Lay out each line of the following material as a numbered list, omitting any blank lines.

Element and coordinate records:
------------------------------

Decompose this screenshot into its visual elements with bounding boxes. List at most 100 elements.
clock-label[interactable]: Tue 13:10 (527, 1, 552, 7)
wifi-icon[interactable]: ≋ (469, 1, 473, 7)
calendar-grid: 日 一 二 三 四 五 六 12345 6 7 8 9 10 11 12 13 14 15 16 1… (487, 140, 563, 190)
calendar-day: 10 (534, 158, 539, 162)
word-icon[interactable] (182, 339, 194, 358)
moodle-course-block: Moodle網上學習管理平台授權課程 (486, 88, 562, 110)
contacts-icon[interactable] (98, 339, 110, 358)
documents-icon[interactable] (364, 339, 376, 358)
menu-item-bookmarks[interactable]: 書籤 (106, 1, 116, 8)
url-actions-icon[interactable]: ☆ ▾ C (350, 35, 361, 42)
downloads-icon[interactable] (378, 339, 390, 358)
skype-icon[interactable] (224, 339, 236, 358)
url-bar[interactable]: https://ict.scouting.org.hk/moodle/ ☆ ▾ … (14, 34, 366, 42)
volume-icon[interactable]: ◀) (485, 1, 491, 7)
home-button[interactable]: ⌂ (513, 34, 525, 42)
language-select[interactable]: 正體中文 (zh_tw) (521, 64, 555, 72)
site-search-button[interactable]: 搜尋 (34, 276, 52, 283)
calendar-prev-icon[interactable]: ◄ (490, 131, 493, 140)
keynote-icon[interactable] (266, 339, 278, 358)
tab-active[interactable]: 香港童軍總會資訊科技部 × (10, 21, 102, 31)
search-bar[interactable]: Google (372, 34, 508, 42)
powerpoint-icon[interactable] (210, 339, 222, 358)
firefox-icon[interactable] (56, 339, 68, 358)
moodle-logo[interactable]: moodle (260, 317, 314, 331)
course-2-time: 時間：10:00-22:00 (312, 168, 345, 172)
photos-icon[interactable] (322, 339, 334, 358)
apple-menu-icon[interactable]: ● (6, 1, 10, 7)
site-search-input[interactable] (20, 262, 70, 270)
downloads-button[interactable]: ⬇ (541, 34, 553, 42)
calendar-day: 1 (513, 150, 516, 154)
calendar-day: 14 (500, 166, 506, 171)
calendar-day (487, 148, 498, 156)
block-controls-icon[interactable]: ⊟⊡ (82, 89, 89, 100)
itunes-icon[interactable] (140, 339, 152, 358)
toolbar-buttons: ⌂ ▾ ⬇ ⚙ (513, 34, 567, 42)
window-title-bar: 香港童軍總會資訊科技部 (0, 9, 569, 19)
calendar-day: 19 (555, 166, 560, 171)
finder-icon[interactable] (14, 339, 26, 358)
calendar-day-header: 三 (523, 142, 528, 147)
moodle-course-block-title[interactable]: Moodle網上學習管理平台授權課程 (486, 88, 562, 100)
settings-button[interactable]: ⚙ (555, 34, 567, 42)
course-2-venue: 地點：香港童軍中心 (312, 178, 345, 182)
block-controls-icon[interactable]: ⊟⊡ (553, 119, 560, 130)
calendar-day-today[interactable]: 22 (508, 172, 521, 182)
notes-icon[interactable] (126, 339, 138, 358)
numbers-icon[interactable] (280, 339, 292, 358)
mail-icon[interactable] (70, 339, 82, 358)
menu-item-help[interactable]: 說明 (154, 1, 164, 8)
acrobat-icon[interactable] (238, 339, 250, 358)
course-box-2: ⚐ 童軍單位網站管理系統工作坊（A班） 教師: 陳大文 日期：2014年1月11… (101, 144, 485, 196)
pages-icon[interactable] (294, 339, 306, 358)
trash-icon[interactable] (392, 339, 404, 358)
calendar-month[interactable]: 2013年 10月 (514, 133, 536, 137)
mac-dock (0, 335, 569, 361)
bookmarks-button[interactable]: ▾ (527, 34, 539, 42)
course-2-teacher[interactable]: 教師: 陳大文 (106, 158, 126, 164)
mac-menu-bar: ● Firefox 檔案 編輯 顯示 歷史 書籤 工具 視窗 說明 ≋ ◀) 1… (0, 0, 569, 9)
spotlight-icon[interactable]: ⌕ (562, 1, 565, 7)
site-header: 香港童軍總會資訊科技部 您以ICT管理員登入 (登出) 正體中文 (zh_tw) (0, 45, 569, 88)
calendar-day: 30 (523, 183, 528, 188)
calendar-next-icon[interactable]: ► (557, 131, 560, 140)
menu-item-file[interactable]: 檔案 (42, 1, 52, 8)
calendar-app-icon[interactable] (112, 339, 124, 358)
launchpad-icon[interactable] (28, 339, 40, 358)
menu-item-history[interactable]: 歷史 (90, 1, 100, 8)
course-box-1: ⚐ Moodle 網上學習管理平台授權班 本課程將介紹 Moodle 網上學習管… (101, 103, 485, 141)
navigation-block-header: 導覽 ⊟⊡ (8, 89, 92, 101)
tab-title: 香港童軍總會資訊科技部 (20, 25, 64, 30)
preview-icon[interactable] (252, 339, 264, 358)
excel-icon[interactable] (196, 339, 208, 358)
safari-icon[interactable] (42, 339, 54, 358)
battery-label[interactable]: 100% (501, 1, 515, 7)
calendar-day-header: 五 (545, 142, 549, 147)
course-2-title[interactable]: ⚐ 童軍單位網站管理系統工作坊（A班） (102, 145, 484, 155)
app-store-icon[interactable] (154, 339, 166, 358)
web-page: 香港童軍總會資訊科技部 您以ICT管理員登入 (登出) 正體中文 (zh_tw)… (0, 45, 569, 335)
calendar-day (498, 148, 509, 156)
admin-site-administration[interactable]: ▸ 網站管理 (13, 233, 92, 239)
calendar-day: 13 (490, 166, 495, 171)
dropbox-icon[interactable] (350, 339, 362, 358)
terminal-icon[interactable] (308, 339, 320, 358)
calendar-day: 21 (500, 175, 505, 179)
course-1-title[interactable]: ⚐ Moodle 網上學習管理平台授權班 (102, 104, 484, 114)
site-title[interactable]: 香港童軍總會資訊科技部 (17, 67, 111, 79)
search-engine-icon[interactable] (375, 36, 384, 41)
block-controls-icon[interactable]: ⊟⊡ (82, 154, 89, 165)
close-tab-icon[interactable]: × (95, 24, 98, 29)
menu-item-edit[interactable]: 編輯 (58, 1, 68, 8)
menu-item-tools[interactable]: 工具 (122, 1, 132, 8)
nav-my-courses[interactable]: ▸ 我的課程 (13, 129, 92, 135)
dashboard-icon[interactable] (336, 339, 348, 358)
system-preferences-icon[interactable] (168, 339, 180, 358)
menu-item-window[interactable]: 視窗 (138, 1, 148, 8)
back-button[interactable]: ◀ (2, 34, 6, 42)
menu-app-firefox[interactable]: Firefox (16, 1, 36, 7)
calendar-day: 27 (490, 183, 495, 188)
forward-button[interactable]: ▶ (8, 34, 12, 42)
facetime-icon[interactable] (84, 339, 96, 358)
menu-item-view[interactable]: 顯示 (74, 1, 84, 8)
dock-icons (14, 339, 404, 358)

------------------------------

THE ANSWER:
1. Decompose this screenshot into its visual elements with bounding boxes. List at most 100 elements.
2. clock-label[interactable]: Tue 13:10 (527, 1, 552, 7)
3. wifi-icon[interactable]: ≋ (469, 1, 473, 7)
4. calendar-grid: 日 一 二 三 四 五 六 12345 6 7 8 9 10 11 12 13 14 15 16 1… (487, 140, 563, 190)
5. calendar-day: 10 (534, 158, 539, 162)
6. word-icon[interactable] (182, 339, 194, 358)
7. moodle-course-block: Moodle網上學習管理平台授權課程 (486, 88, 562, 110)
8. contacts-icon[interactable] (98, 339, 110, 358)
9. documents-icon[interactable] (364, 339, 376, 358)
10. menu-item-bookmarks[interactable]: 書籤 (106, 1, 116, 8)
11. url-actions-icon[interactable]: ☆ ▾ C (350, 35, 361, 42)
12. downloads-icon[interactable] (378, 339, 390, 358)
13. skype-icon[interactable] (224, 339, 236, 358)
14. url-bar[interactable]: https://ict.scouting.org.hk/moodle/ ☆ ▾ … (14, 34, 366, 42)
15. volume-icon[interactable]: ◀) (485, 1, 491, 7)
16. home-button[interactable]: ⌂ (513, 34, 525, 42)
17. language-select[interactable]: 正體中文 (zh_tw) (521, 64, 555, 72)
18. site-search-button[interactable]: 搜尋 (34, 276, 52, 283)
19. calendar-prev-icon[interactable]: ◄ (490, 131, 493, 140)
20. keynote-icon[interactable] (266, 339, 278, 358)
21. tab-active[interactable]: 香港童軍總會資訊科技部 × (10, 21, 102, 31)
22. search-bar[interactable]: Google (372, 34, 508, 42)
23. powerpoint-icon[interactable] (210, 339, 222, 358)
24. firefox-icon[interactable] (56, 339, 68, 358)
25. moodle-logo[interactable]: moodle (260, 317, 314, 331)
26. course-2-time: 時間：10:00-22:00 (312, 168, 345, 172)
27. photos-icon[interactable] (322, 339, 334, 358)
28. apple-menu-icon[interactable]: ● (6, 1, 10, 7)
29. site-search-input[interactable] (20, 262, 70, 270)
30. downloads-button[interactable]: ⬇ (541, 34, 553, 42)
31. calendar-day: 1 (513, 150, 516, 154)
32. calendar-day: 14 (500, 166, 506, 171)
33. calendar-day (487, 148, 498, 156)
34. block-controls-icon[interactable]: ⊟⊡ (82, 89, 89, 100)
35. itunes-icon[interactable] (140, 339, 152, 358)
36. toolbar-buttons: ⌂ ▾ ⬇ ⚙ (513, 34, 567, 42)
37. window-title-bar: 香港童軍總會資訊科技部 (0, 9, 569, 19)
38. calendar-day: 19 (555, 166, 560, 171)
39. finder-icon[interactable] (14, 339, 26, 358)
40. calendar-day-header: 三 (523, 142, 528, 147)
41. moodle-course-block-title[interactable]: Moodle網上學習管理平台授權課程 (486, 88, 562, 100)
42. settings-button[interactable]: ⚙ (555, 34, 567, 42)
43. course-2-venue: 地點：香港童軍中心 (312, 178, 345, 182)
44. block-controls-icon[interactable]: ⊟⊡ (553, 119, 560, 130)
45. calendar-day-today[interactable]: 22 (508, 172, 521, 182)
46. notes-icon[interactable] (126, 339, 138, 358)
47. numbers-icon[interactable] (280, 339, 292, 358)
48. mail-icon[interactable] (70, 339, 82, 358)
49. menu-item-help[interactable]: 說明 (154, 1, 164, 8)
50. acrobat-icon[interactable] (238, 339, 250, 358)
51. course-box-2: ⚐ 童軍單位網站管理系統工作坊（A班） 教師: 陳大文 日期：2014年1月11… (101, 144, 485, 196)
52. pages-icon[interactable] (294, 339, 306, 358)
53. trash-icon[interactable] (392, 339, 404, 358)
54. calendar-month[interactable]: 2013年 10月 (514, 133, 536, 137)
55. mac-dock (0, 335, 569, 361)
56. bookmarks-button[interactable]: ▾ (527, 34, 539, 42)
57. course-2-teacher[interactable]: 教師: 陳大文 (106, 158, 126, 164)
58. mac-menu-bar: ● Firefox 檔案 編輯 顯示 歷史 書籤 工具 視窗 說明 ≋ ◀) 1… (0, 0, 569, 9)
59. spotlight-icon[interactable]: ⌕ (562, 1, 565, 7)
60. site-header: 香港童軍總會資訊科技部 您以ICT管理員登入 (登出) 正體中文 (zh_tw) (0, 45, 569, 88)
61. calendar-day: 30 (523, 183, 528, 188)
62. calendar-next-icon[interactable]: ► (557, 131, 560, 140)
63. menu-item-file[interactable]: 檔案 (42, 1, 52, 8)
64. calendar-app-icon[interactable] (112, 339, 124, 358)
65. launchpad-icon[interactable] (28, 339, 40, 358)
66. menu-item-history[interactable]: 歷史 (90, 1, 100, 8)
67. course-box-1: ⚐ Moodle 網上學習管理平台授權班 本課程將介紹 Moodle 網上學習管… (101, 103, 485, 141)
68. navigation-block-header: 導覽 ⊟⊡ (8, 89, 92, 101)
69. tab-title: 香港童軍總會資訊科技部 (20, 25, 64, 30)
70. preview-icon[interactable] (252, 339, 264, 358)
71. excel-icon[interactable] (196, 339, 208, 358)
72. safari-icon[interactable] (42, 339, 54, 358)
73. battery-label[interactable]: 100% (501, 1, 515, 7)
74. calendar-day-header: 五 (545, 142, 549, 147)
75. course-2-title[interactable]: ⚐ 童軍單位網站管理系統工作坊（A班） (102, 145, 484, 155)
76. app-store-icon[interactable] (154, 339, 166, 358)
77. web-page: 香港童軍總會資訊科技部 您以ICT管理員登入 (登出) 正體中文 (zh_tw)… (0, 45, 569, 335)
78. calendar-day (498, 148, 509, 156)
79. admin-site-administration[interactable]: ▸ 網站管理 (13, 233, 92, 239)
80. calendar-day: 13 (490, 166, 495, 171)
81. dropbox-icon[interactable] (350, 339, 362, 358)
82. terminal-icon[interactable] (308, 339, 320, 358)
83. calendar-day: 21 (500, 175, 505, 179)
84. course-1-title[interactable]: ⚐ Moodle 網上學習管理平台授權班 (102, 104, 484, 114)
85. site-title[interactable]: 香港童軍總會資訊科技部 (17, 67, 111, 79)
86. search-engine-icon[interactable] (375, 36, 384, 41)
87. block-controls-icon[interactable]: ⊟⊡ (82, 154, 89, 165)
88. close-tab-icon[interactable]: × (95, 24, 98, 29)
89. menu-item-edit[interactable]: 編輯 (58, 1, 68, 8)
90. menu-item-tools[interactable]: 工具 (122, 1, 132, 8)
91. nav-my-courses[interactable]: ▸ 我的課程 (13, 129, 92, 135)
92. dashboard-icon[interactable] (336, 339, 348, 358)
93. system-preferences-icon[interactable] (168, 339, 180, 358)
94. menu-item-window[interactable]: 視窗 (138, 1, 148, 8)
95. back-button[interactable]: ◀ (2, 34, 6, 42)
96. menu-app-firefox[interactable]: Firefox (16, 1, 36, 7)
97. calendar-day: 27 (490, 183, 495, 188)
98. forward-button[interactable]: ▶ (8, 34, 12, 42)
99. facetime-icon[interactable] (84, 339, 96, 358)
100. menu-item-view[interactable]: 顯示 (74, 1, 84, 8)
101. dock-icons (14, 339, 404, 358)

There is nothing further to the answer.